======== Data in this exercise

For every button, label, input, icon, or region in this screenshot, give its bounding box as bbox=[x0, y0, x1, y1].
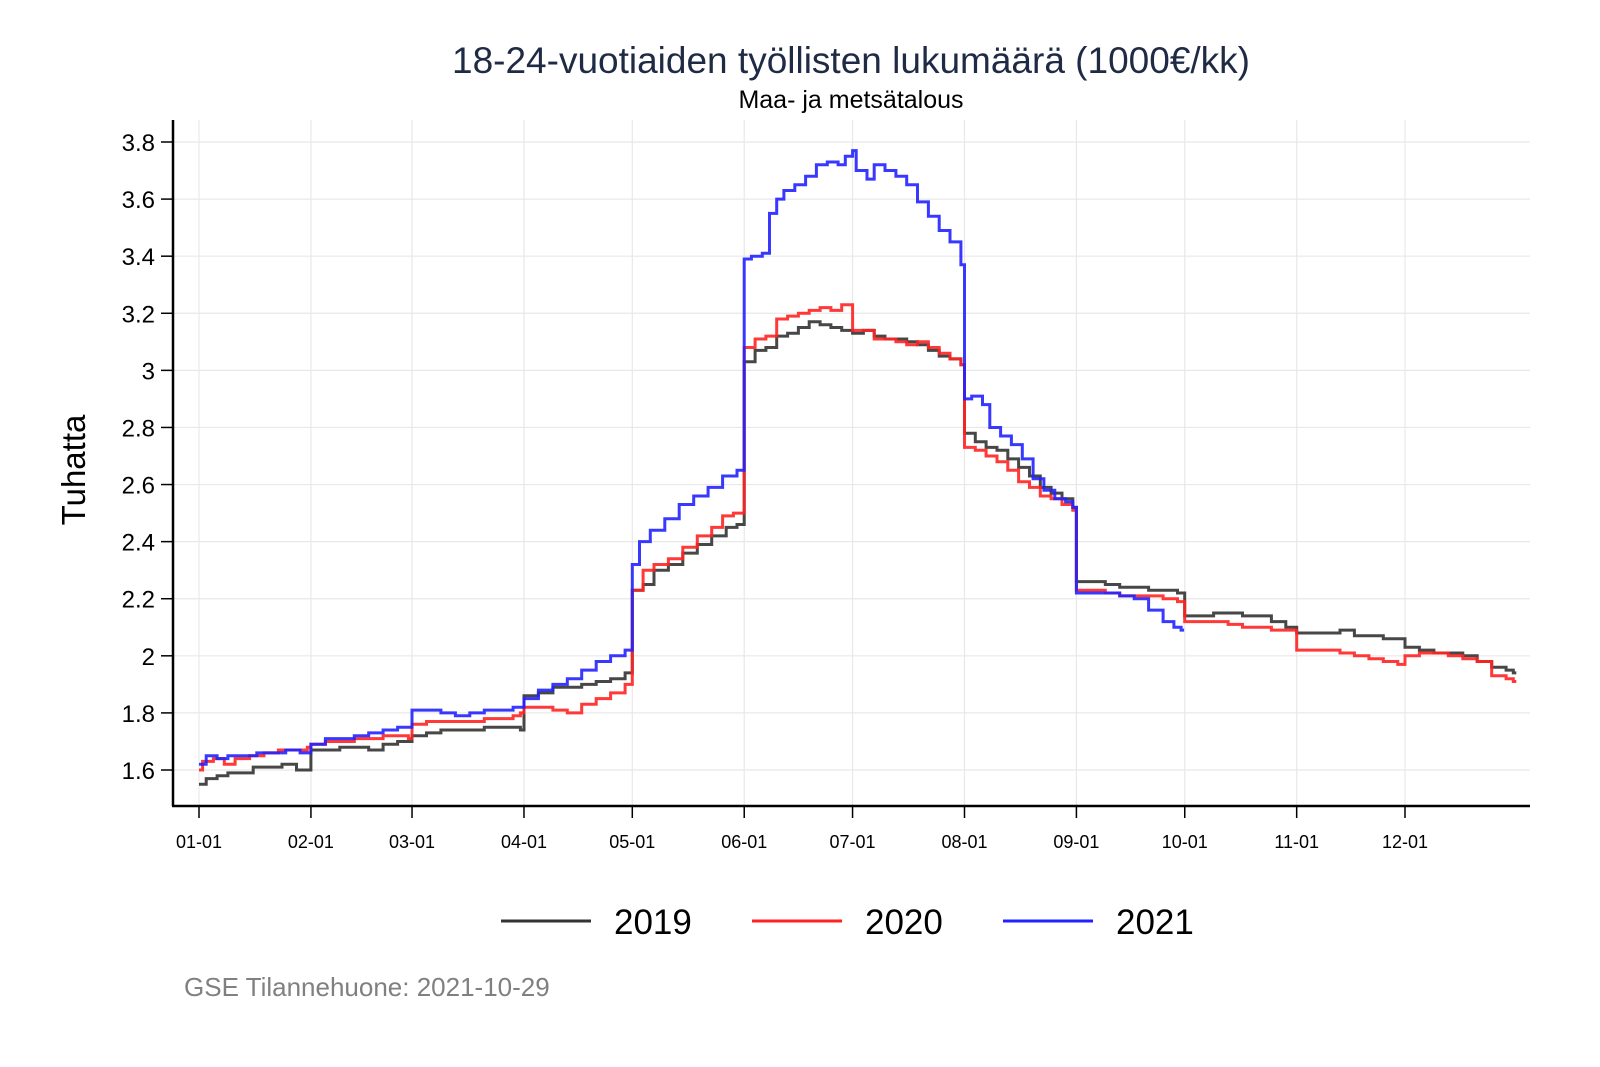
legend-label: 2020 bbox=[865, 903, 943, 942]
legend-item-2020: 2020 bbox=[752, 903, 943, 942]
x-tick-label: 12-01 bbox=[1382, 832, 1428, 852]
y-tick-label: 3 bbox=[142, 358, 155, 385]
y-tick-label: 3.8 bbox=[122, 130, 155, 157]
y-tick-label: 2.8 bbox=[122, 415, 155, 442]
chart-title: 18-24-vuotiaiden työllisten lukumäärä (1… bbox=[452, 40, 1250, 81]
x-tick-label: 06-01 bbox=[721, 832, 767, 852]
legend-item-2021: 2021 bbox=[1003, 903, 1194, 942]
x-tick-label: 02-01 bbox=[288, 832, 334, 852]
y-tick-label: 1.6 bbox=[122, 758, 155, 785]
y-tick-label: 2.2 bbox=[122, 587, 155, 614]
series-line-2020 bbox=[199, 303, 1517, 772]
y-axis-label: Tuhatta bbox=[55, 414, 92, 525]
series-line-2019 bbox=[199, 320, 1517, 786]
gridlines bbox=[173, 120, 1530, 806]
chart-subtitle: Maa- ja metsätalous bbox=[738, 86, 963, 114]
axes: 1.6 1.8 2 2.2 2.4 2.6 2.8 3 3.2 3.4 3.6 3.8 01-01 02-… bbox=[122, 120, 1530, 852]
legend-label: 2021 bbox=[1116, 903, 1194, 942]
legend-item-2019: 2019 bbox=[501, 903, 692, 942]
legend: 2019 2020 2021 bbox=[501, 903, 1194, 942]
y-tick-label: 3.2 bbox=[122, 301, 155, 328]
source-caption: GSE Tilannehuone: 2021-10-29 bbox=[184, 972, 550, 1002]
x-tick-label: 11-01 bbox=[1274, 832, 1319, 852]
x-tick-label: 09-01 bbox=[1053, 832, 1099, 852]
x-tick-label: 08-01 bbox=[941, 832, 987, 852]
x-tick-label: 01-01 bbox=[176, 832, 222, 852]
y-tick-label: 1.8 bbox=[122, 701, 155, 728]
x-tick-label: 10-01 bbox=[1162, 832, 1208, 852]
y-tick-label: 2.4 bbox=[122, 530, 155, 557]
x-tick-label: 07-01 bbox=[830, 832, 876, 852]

================

### Instruction
Write out all of the data above again, swapping every "x-tick-label" for "x-axis-tick" and leaving everything else unchanged. Leave the pictures out.

### The completed task
For every button, label, input, icon, or region in this screenshot, give its bounding box as bbox=[x0, y0, x1, y1].
legend-label: 2020 bbox=[865, 903, 943, 942]
legend-item-2020: 2020 bbox=[752, 903, 943, 942]
x-axis-tick: 12-01 bbox=[1382, 832, 1428, 852]
y-tick-label: 3 bbox=[142, 358, 155, 385]
y-tick-label: 3.8 bbox=[122, 130, 155, 157]
y-tick-label: 2.8 bbox=[122, 415, 155, 442]
chart-title: 18-24-vuotiaiden työllisten lukumäärä (1… bbox=[452, 40, 1250, 81]
x-axis-tick: 06-01 bbox=[721, 832, 767, 852]
legend-item-2021: 2021 bbox=[1003, 903, 1194, 942]
x-axis-tick: 02-01 bbox=[288, 832, 334, 852]
y-tick-label: 1.6 bbox=[122, 758, 155, 785]
y-tick-label: 2.2 bbox=[122, 587, 155, 614]
series-line-2020 bbox=[199, 303, 1517, 772]
y-axis-label: Tuhatta bbox=[55, 414, 92, 525]
series-line-2019 bbox=[199, 320, 1517, 786]
gridlines bbox=[173, 120, 1530, 806]
chart-subtitle: Maa- ja metsätalous bbox=[738, 86, 963, 114]
axes: 1.6 1.8 2 2.2 2.4 2.6 2.8 3 3.2 3.4 3.6 3.8 01-01 02-… bbox=[122, 120, 1530, 852]
legend-label: 2021 bbox=[1116, 903, 1194, 942]
legend-item-2019: 2019 bbox=[501, 903, 692, 942]
legend: 2019 2020 2021 bbox=[501, 903, 1194, 942]
y-tick-label: 3.2 bbox=[122, 301, 155, 328]
source-caption: GSE Tilannehuone: 2021-10-29 bbox=[184, 972, 550, 1002]
x-axis-tick: 11-01 bbox=[1274, 832, 1319, 852]
x-axis-tick: 09-01 bbox=[1053, 832, 1099, 852]
x-axis-tick: 08-01 bbox=[941, 832, 987, 852]
x-axis-tick: 01-01 bbox=[176, 832, 222, 852]
y-tick-label: 1.8 bbox=[122, 701, 155, 728]
x-axis-tick: 10-01 bbox=[1162, 832, 1208, 852]
y-tick-label: 2.4 bbox=[122, 530, 155, 557]
x-axis-tick: 07-01 bbox=[830, 832, 876, 852]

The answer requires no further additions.